*Exercise*
Please answer these questions using the airstrike report below:
1. How many people were wounded in the strike, according to the Syrian Observatory for Human Rights?
2. In what area was the struck building located?
3. To which state media agency did a Syrian government military source speak?

*Document passage*
:::::
Several Syrians working with Hezbollah were reportedly killed in an attack that resulted in “material losses.”

An Israeli Air Force Lockheed Martin F-35 Adir (Lightning II) stealth multirole combat aircraft with weapons bay open over Hatzerim Air Base near Beersheva, June 27, 2017. Photo by Yissachar Ruas/TPS.
An Israeli Air Force Lockheed Martin F-35 Adir (Lightning II) stealth multirole combat aircraft with weapons bay open over Hatzerim Air Base near Beersheva, June 27, 2017. Photo by Yissachar Ruas/TPS.

An unknown number of people were killed on Thursday in an airstrike near Damascus attributed to the Israeli Air Force, per local reports.

Sky News Arabia cited the Syrian Observatory for Human Rights as saying that “several” Syrians working with Hezbollah terrorists were killed and five were wounded in the strike on a building in the Sayyidah Zaynab area, about six miles south of the country’s capital.

A Syrian government military source told state media agency SANA that the alleged Israeli attack also resulted in “material losses.”
:::::
*Dataset content*

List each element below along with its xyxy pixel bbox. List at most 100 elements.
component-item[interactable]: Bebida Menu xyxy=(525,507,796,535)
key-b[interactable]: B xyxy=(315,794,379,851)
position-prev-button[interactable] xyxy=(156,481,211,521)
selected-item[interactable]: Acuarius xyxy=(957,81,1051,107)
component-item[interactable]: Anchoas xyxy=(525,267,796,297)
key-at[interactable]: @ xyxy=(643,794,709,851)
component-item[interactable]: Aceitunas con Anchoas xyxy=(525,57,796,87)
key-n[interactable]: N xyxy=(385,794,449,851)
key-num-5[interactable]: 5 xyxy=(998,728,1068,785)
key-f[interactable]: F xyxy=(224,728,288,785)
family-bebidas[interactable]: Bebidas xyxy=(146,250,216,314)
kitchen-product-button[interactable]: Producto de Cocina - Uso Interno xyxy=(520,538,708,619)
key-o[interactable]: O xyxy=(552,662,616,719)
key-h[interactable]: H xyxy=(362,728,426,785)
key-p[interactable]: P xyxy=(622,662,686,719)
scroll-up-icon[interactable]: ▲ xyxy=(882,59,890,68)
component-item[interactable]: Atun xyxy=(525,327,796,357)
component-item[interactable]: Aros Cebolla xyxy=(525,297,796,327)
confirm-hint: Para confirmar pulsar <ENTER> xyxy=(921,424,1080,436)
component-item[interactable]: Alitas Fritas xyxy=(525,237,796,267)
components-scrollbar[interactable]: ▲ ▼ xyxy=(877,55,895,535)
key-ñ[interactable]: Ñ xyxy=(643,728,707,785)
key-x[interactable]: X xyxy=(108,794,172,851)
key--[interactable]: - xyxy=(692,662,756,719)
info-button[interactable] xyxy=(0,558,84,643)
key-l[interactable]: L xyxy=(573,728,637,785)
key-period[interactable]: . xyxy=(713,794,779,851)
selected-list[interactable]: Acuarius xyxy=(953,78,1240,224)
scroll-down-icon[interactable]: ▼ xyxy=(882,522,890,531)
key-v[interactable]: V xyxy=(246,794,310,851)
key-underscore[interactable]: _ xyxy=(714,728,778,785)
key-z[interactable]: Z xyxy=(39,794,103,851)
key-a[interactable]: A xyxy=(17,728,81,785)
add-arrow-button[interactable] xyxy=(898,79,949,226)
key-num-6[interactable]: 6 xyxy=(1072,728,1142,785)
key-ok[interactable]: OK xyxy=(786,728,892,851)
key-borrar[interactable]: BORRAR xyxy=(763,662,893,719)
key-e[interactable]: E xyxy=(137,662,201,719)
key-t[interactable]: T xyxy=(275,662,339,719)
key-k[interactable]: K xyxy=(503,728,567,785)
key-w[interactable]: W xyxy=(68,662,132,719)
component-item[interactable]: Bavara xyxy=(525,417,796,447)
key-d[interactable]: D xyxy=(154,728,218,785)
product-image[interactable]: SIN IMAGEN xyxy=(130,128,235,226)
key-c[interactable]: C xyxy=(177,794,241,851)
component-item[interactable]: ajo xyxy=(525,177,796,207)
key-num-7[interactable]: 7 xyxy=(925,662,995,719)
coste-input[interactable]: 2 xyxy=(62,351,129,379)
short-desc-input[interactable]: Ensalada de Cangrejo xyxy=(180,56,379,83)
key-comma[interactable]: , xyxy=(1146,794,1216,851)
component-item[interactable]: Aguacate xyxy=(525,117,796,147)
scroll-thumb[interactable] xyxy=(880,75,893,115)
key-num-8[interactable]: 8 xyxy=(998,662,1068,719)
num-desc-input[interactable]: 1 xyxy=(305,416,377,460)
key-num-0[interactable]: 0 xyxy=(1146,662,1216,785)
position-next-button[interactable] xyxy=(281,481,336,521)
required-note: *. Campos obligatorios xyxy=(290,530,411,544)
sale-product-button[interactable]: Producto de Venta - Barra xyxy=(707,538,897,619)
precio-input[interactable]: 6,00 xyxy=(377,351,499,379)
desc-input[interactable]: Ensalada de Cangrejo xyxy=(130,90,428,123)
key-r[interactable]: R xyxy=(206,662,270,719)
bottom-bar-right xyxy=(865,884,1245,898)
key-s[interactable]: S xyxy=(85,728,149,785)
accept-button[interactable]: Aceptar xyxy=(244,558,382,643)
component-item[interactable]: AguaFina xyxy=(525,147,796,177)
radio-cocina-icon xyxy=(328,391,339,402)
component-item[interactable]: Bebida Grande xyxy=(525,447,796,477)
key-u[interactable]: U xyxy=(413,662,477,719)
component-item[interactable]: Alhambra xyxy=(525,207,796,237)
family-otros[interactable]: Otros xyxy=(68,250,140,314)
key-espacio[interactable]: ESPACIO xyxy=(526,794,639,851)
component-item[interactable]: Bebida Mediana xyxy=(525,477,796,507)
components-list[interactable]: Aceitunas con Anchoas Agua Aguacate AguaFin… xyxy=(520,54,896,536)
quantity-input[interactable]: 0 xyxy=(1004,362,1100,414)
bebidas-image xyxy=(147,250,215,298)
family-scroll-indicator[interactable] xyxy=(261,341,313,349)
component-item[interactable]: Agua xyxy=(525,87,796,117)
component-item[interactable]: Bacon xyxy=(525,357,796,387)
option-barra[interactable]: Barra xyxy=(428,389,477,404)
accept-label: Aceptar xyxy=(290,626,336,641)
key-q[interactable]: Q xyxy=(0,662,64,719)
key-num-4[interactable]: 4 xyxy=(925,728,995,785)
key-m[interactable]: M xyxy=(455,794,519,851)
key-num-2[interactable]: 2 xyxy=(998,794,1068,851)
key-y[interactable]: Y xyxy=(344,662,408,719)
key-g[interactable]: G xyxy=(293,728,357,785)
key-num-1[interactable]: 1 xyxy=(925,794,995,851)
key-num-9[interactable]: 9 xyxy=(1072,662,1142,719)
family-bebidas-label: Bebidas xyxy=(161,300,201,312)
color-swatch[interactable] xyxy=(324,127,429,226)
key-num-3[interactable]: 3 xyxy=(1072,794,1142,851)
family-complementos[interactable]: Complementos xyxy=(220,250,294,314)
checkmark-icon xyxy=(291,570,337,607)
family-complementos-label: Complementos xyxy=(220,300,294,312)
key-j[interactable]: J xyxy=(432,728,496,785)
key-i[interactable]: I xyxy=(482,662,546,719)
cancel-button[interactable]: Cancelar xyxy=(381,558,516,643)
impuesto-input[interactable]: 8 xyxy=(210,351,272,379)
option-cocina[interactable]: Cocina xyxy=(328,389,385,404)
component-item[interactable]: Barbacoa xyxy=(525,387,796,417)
:::::
*Your response*
1. Five
2. The Sayyidah Zaynab area, about six miles south of Damascus
3. SANA